• [What you should do]
Copy, from the entries below, each line where the word "this" can be found.

Entries from a dataset:
........

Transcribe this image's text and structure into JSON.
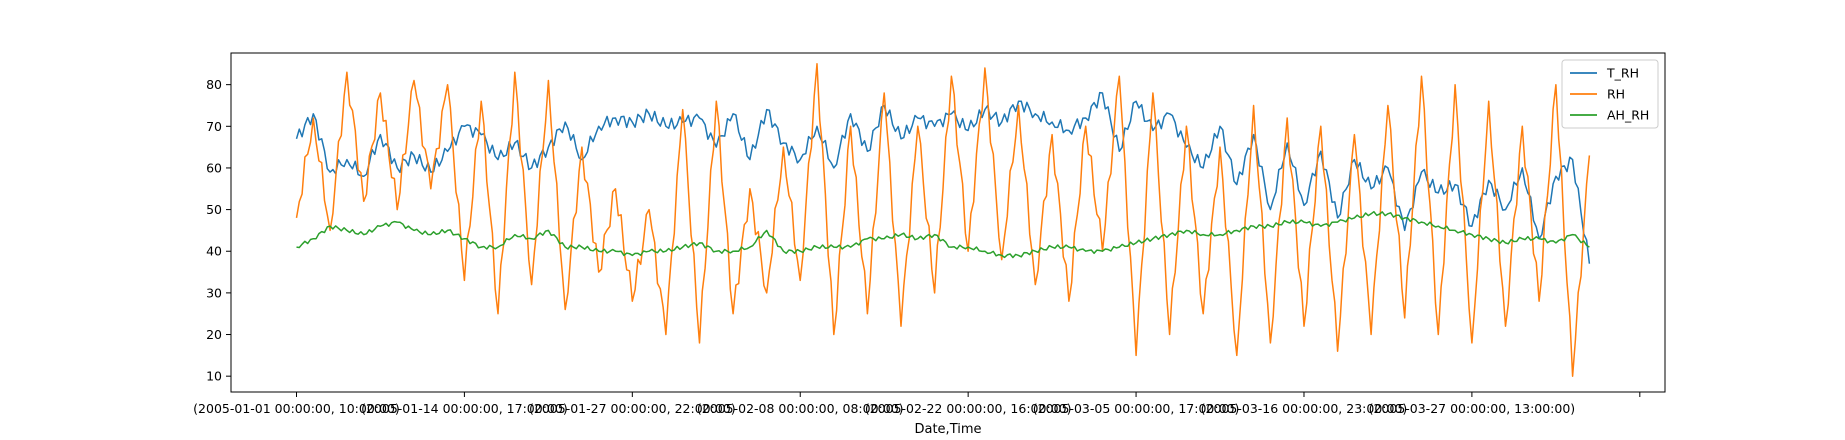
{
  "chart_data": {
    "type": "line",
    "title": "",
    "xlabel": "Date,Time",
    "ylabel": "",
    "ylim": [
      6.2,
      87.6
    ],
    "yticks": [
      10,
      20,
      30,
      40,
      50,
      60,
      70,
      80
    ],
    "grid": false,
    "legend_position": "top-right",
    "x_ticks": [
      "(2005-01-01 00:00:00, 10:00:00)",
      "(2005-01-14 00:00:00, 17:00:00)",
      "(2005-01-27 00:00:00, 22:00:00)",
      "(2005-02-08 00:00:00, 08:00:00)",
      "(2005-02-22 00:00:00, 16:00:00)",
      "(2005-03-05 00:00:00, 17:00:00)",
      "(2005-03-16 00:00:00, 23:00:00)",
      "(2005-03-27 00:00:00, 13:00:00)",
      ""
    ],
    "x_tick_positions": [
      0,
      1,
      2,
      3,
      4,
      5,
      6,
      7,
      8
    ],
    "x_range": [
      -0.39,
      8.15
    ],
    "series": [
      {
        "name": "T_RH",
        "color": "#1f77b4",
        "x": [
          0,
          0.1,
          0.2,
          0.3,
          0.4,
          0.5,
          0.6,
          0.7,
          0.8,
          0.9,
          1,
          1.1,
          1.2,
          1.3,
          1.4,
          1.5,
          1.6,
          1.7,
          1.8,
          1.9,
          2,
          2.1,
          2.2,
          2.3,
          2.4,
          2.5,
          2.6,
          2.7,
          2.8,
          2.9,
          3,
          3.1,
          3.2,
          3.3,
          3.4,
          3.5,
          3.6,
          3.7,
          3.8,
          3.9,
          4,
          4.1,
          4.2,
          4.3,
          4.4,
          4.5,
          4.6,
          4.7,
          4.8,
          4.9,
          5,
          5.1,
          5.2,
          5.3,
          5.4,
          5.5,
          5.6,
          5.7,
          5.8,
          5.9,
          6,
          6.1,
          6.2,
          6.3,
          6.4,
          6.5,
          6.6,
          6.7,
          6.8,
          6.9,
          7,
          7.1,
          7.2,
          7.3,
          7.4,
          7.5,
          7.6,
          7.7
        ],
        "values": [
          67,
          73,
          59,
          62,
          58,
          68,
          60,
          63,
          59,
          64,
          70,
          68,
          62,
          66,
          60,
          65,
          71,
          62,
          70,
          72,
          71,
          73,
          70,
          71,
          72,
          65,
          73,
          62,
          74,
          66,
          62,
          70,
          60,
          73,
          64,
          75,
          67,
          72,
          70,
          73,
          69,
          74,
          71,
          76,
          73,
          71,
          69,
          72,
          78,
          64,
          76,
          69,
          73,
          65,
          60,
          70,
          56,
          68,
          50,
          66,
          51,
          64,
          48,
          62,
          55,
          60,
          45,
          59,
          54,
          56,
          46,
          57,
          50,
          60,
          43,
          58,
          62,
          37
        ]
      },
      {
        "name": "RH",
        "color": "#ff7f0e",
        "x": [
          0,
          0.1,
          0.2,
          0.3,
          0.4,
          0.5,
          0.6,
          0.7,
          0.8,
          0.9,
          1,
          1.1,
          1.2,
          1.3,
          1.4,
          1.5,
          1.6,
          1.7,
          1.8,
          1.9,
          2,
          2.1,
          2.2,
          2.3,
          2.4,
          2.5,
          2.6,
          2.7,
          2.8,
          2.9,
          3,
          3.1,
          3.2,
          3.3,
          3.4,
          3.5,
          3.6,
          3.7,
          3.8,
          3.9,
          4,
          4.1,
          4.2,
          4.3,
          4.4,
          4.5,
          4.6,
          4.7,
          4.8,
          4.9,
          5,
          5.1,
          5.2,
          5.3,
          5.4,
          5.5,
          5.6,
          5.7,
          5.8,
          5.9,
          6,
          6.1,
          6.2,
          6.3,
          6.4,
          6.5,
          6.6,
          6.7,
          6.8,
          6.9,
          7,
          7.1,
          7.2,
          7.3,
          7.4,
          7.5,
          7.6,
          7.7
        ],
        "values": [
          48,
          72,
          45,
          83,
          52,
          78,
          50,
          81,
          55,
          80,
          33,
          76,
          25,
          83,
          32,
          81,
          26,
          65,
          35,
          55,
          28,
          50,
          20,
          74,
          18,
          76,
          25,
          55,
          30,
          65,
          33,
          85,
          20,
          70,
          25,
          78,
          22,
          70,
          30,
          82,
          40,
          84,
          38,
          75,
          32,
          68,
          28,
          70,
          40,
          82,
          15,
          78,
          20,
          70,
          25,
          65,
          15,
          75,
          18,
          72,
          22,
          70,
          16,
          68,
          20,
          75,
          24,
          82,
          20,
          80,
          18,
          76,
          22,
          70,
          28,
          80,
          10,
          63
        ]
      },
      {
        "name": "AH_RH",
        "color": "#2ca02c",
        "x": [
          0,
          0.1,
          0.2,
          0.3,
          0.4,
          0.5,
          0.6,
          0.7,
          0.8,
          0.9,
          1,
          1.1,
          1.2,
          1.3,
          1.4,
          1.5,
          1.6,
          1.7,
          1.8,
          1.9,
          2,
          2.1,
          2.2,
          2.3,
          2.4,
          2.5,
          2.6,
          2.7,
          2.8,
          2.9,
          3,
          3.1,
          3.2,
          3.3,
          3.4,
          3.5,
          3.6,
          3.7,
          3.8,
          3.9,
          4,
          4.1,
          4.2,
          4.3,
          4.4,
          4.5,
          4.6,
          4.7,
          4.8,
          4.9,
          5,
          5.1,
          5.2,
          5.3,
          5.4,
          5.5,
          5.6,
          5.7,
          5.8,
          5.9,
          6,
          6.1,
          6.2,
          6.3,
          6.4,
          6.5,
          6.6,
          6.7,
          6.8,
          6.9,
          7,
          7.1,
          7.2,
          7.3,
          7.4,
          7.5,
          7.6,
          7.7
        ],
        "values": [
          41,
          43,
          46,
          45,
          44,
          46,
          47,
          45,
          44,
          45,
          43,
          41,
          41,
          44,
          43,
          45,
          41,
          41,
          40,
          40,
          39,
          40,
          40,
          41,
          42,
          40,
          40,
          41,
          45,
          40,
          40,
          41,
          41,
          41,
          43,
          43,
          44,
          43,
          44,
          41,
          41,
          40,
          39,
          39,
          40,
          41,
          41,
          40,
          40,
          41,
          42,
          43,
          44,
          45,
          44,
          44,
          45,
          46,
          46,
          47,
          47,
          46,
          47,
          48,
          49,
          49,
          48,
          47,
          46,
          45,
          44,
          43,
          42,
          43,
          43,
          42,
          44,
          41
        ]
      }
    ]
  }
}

........

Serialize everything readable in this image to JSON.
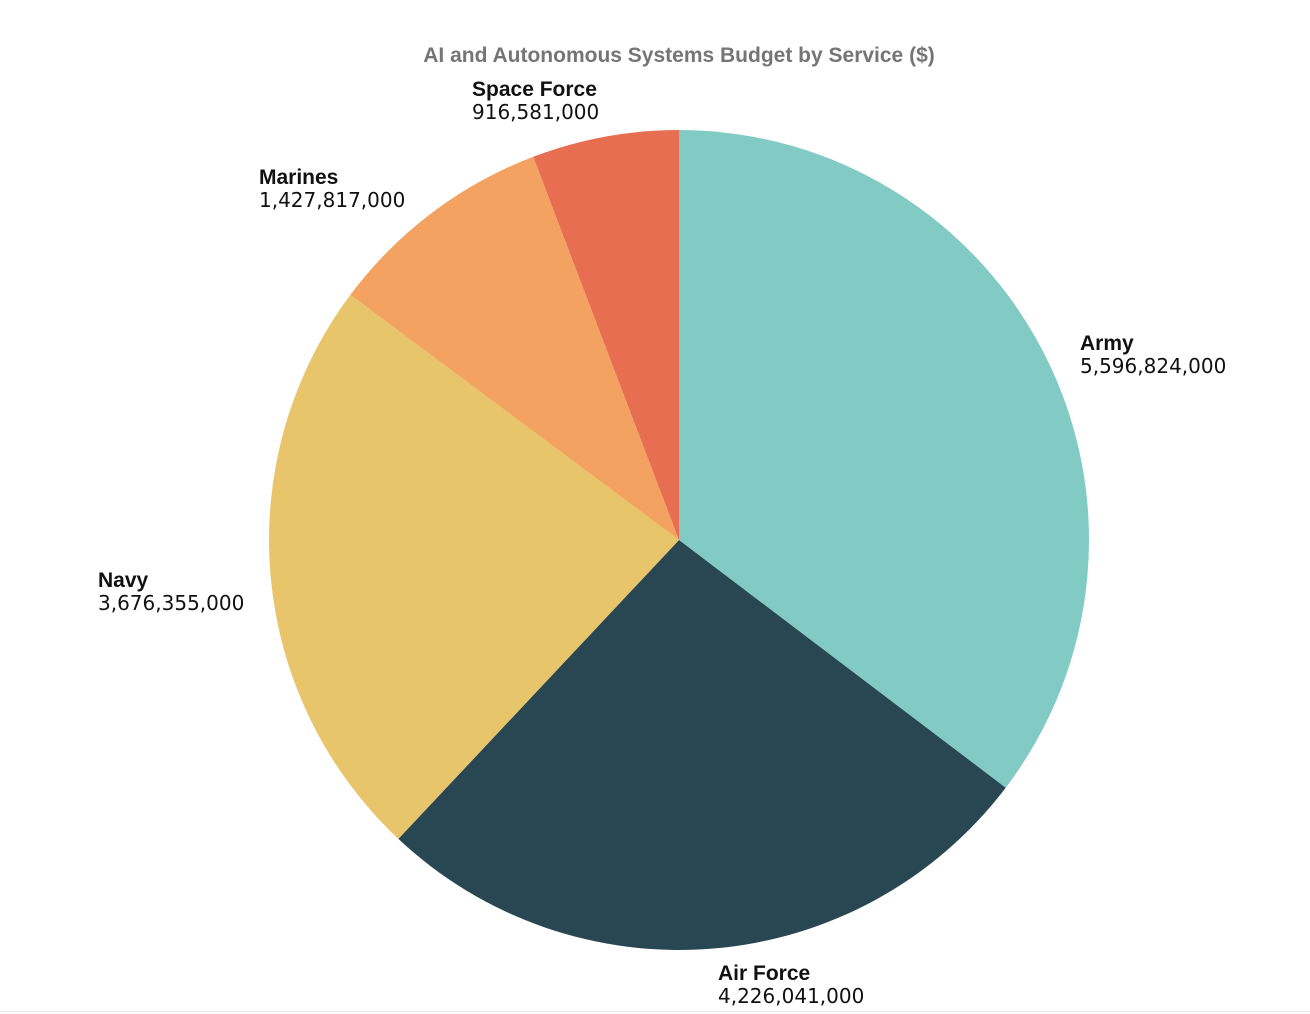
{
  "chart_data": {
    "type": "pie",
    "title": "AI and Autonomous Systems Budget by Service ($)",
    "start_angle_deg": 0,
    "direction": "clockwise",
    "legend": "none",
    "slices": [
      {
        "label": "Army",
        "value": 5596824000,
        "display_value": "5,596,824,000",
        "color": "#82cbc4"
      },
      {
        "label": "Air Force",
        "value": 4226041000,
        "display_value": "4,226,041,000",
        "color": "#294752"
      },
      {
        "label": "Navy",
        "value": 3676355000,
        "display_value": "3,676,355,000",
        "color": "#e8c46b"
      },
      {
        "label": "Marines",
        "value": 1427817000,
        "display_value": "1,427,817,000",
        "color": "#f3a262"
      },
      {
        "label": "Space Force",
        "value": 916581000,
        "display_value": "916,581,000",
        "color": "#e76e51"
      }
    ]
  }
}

........

• [Task solution]
Transcribe this image's text and structure into JSON.
Serialize everything readable in this image to JSON.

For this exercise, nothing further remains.